— Start of Supplied passage —

You will be totally offended if your partner will NOT ALLOW you doing these little things for your personal and mental satisfaction. Respect this personal space and enjoy it too. Your love will not end by doing it.
4. Value thoughts
We get it that you are in a long term relationship and it’s been a long time. You both are pretty much alike too. But it’s not necessary that you can have a concuss on one simple thing.
- We live in a diversified world. People are different. They are grown in different environment and with different people. They have different school of thoughts. One should not be gross with other if they have a different perspective.
- Respect and value his/her thoughts. He may not be wrong or not going against you but can have a totally different perspective from you.
5. Their friends
Remember what they say about the person who got a partner? That you will never see him again! Don’t be that idiot in your life. Friends are the persons who know you for a very long time. You have spent a whole childhood with them. They are the persons with whom you have done the craziest things and they can never be left behind.
- To avoid awkwardness when out with the friends of your partner, make mutual friends so that you can enjoy a good time together.
- Try to be friends of your partner’s friend and stop being the complaining one. Of course they will judge you but they are the part of your partner’s life. You have snatched the best friend from them. Give them time to understand that you are the honey now and they will embrace you gladly.
- Be friends with the couples with whom you enjoy hanging out.
6. Their family
I’m close to my dad, you could be close to your mum right? There comes a time in your long term relationship when he/she introduce you to his parents. Don’t just panic. If you are trying to sustain a long term relationship you have to give importance to his family also. His family is what made his personality. They have been in his life from a very LONG time so if you want to work on your LONG term relationship, this is the key!
You can find his stern dad rude or judging or can discover her mum changing looks when you just split the tea on her beautiful carpet accidentally. But hey! It’s okay. Even our parents are the same. They are old but they love us and our decisions completely. They even start liking our partner even if they have said bad things about him in the start.
THE ROUGH PATCH
7. Fix the Wrong!
There comes a time in our long term relationship when we get into a fight. Small or big, fight is a fight and we need to fix it.
- Stop ignoring the warning signs of a battle if you want to sustain your long term relationship.
- When in problem, FIX IT. There is no other way out. Try to be calm and make your relation a priority over your anger.
- If you’re having anger management issues, then you are the one who is going to let down your long term relationship.
Remember that there are two types’ of problems which lead into an argument. These are Common problems and serious problems.

— End of Supplied passage —
— Start of Data block —

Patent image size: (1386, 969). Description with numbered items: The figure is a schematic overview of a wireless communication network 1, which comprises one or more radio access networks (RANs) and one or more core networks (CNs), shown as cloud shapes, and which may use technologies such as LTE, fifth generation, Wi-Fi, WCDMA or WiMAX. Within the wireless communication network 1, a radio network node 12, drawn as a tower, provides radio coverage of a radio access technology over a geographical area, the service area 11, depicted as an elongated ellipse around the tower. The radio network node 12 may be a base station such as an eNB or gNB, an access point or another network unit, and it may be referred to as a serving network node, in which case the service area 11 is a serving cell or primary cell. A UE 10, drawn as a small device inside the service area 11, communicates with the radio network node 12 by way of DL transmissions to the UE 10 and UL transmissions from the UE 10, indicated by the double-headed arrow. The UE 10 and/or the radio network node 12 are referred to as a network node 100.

— End of Data block —

__Request A__: According to the relationship advice passage, what two types of problems lead into an argument?
__Request B__: Pick up the passage on sustaining a long-term relationship right after its last sentence and carry it forward.
You can set the material aside; it plays no part here.

__Exercise response A__: Common problems and serious problems.

__Exercise response B__:
- If the fight is over dish washing it is one common fight after being exhausted from hectic office hours and then taking care of the house chores. This can easily be fixed. Try to keep quite instead of reacting. You can just do the thing he/she wants you to. Even if you are not in a mood to do you can say it politely without being into a stupid argument.
- If the fight is over your personality, constant degrading or lame excuses. This needs a serious attention. Such issues always turns out into a big argument and sometimes jeopardize the relationship. To sustain a long term relationship, try to eradicate such issues. If you are in a long term relationship then you do know about each other very well so there should not be a single chance to have a fight over issues people with short term relationships face.
- The best rule is: Women are always right. NO OTHER WAY OUT. I’m repeating never ever think that you can win an argument by claiming that she is right. Ha-ha! She WINS, long term relationship WINS.
9. Spontaneous relationship
Make your long term relationship spontaneous. Aren’t you bore by going to office, coming back to home, have a kissing moment, eating dinner together, going to same places, having sex and go to sleep and starting this cycle again? And repeating this cycle for a longer period will surely dull your life and relationship.
- Put on some makeup to your long term relationship. Huda Beauty or Kyle it! Make it alive. Change the dull boring cycle of your routine.
- You are known to each other for years but dating each other cannot be stopped.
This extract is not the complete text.